— start of Data supplied —

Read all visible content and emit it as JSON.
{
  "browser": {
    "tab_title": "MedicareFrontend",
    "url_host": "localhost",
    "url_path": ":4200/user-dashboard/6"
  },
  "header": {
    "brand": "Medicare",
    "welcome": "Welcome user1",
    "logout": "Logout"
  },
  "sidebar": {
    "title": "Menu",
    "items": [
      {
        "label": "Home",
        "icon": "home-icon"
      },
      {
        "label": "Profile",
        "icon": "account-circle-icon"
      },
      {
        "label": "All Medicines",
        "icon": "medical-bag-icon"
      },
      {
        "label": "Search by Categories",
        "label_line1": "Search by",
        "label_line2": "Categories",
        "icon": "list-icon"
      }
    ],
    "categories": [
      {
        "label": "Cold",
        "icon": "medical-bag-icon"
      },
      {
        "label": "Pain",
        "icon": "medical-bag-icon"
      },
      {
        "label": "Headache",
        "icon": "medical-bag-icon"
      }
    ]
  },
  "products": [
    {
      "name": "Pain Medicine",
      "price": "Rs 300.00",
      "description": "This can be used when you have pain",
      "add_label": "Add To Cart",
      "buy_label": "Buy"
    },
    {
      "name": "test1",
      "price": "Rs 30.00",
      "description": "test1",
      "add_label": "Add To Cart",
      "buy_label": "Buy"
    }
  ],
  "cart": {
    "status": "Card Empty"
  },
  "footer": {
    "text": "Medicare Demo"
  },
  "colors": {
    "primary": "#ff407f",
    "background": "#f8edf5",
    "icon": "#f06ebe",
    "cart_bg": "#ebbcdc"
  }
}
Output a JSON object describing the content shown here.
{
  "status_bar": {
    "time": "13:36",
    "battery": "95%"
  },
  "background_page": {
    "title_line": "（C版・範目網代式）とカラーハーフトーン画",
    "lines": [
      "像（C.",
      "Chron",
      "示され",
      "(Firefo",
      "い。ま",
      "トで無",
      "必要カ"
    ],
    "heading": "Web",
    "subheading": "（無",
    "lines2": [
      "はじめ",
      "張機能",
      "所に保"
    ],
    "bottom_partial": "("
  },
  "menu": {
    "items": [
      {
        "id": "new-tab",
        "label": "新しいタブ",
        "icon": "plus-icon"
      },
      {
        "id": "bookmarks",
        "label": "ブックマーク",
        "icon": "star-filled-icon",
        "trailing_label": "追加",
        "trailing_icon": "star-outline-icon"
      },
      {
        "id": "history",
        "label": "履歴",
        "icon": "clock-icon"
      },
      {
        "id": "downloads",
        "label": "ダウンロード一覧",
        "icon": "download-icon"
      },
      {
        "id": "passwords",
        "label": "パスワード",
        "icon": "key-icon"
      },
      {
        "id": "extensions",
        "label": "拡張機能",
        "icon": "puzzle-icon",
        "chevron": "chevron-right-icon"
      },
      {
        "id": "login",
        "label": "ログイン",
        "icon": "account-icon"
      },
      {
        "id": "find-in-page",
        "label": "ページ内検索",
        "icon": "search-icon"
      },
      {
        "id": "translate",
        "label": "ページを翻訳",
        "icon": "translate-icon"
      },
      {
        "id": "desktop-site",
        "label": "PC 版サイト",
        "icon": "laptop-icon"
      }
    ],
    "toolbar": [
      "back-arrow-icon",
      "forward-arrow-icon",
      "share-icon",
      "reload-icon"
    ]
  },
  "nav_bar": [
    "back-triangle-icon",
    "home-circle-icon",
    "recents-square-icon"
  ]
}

— end of Data supplied —

Exercise task.
Reproduce each line of the material above precisely.

Written response.
Read all visible content and emit it as JSON.
{
  "browser": {
    "tab_title": "MedicareFrontend",
    "url_host": "localhost",
    "url_path": ":4200/user-dashboard/6"
  },
  "header": {
    "brand": "Medicare",
    "welcome": "Welcome user1",
    "logout": "Logout"
  },
  "sidebar": {
    "title": "Menu",
    "items": [
      {
        "label": "Home",
        "icon": "home-icon"
      },
      {
        "label": "Profile",
        "icon": "account-circle-icon"
      },
      {
        "label": "All Medicines",
        "icon": "medical-bag-icon"
      },
      {
        "label": "Search by Categories",
        "label_line1": "Search by",
        "label_line2": "Categories",
        "icon": "list-icon"
      }
    ],
    "categories": [
      {
        "label": "Cold",
        "icon": "medical-bag-icon"
      },
      {
        "label": "Pain",
        "icon": "medical-bag-icon"
      },
      {
        "label": "Headache",
        "icon": "medical-bag-icon"
      }
    ]
  },
  "products": [
    {
      "name": "Pain Medicine",
      "price": "Rs 300.00",
      "description": "This can be used when you have pain",
      "add_label": "Add To Cart",
      "buy_label": "Buy"
    },
    {
      "name": "test1",
      "price": "Rs 30.00",
      "description": "test1",
      "add_label": "Add To Cart",
      "buy_label": "Buy"
    }
  ],
  "cart": {
    "status": "Card Empty"
  },
  "footer": {
    "text": "Medicare Demo"
  },
  "colors": {
    "primary": "#ff407f",
    "background": "#f8edf5",
    "icon": "#f06ebe",
    "cart_bg": "#ebbcdc"
  }
}
Output a JSON object describing the content shown here.
{
  "status_bar": {
    "time": "13:36",
    "battery": "95%"
  },
  "background_page": {
    "title_line": "（C版・範目網代式）とカラーハーフトーン画",
    "lines": [
      "像（C.",
      "Chron",
      "示され",
      "(Firefo",
      "い。ま",
      "トで無",
      "必要カ"
    ],
    "heading": "Web",
    "subheading": "（無",
    "lines2": [
      "はじめ",
      "張機能",
      "所に保"
    ],
    "bottom_partial": "("
  },
  "menu": {
    "items": [
      {
        "id": "new-tab",
        "label": "新しいタブ",
        "icon": "plus-icon"
      },
      {
        "id": "bookmarks",
        "label": "ブックマーク",
        "icon": "star-filled-icon",
        "trailing_label": "追加",
        "trailing_icon": "star-outline-icon"
      },
      {
        "id": "history",
        "label": "履歴",
        "icon": "clock-icon"
      },
      {
        "id": "downloads",
        "label": "ダウンロード一覧",
        "icon": "download-icon"
      },
      {
        "id": "passwords",
        "label": "パスワード",
        "icon": "key-icon"
      },
      {
        "id": "extensions",
        "label": "拡張機能",
        "icon": "puzzle-icon",
        "chevron": "chevron-right-icon"
      },
      {
        "id": "login",
        "label": "ログイン",
        "icon": "account-icon"
      },
      {
        "id": "find-in-page",
        "label": "ページ内検索",
        "icon": "search-icon"
      },
      {
        "id": "translate",
        "label": "ページを翻訳",
        "icon": "translate-icon"
      },
      {
        "id": "desktop-site",
        "label": "PC 版サイト",
        "icon": "laptop-icon"
      }
    ],
    "toolbar": [
      "back-arrow-icon",
      "forward-arrow-icon",
      "share-icon",
      "reload-icon"
    ]
  },
  "nav_bar": [
    "back-triangle-icon",
    "home-circle-icon",
    "recents-square-icon"
  ]
}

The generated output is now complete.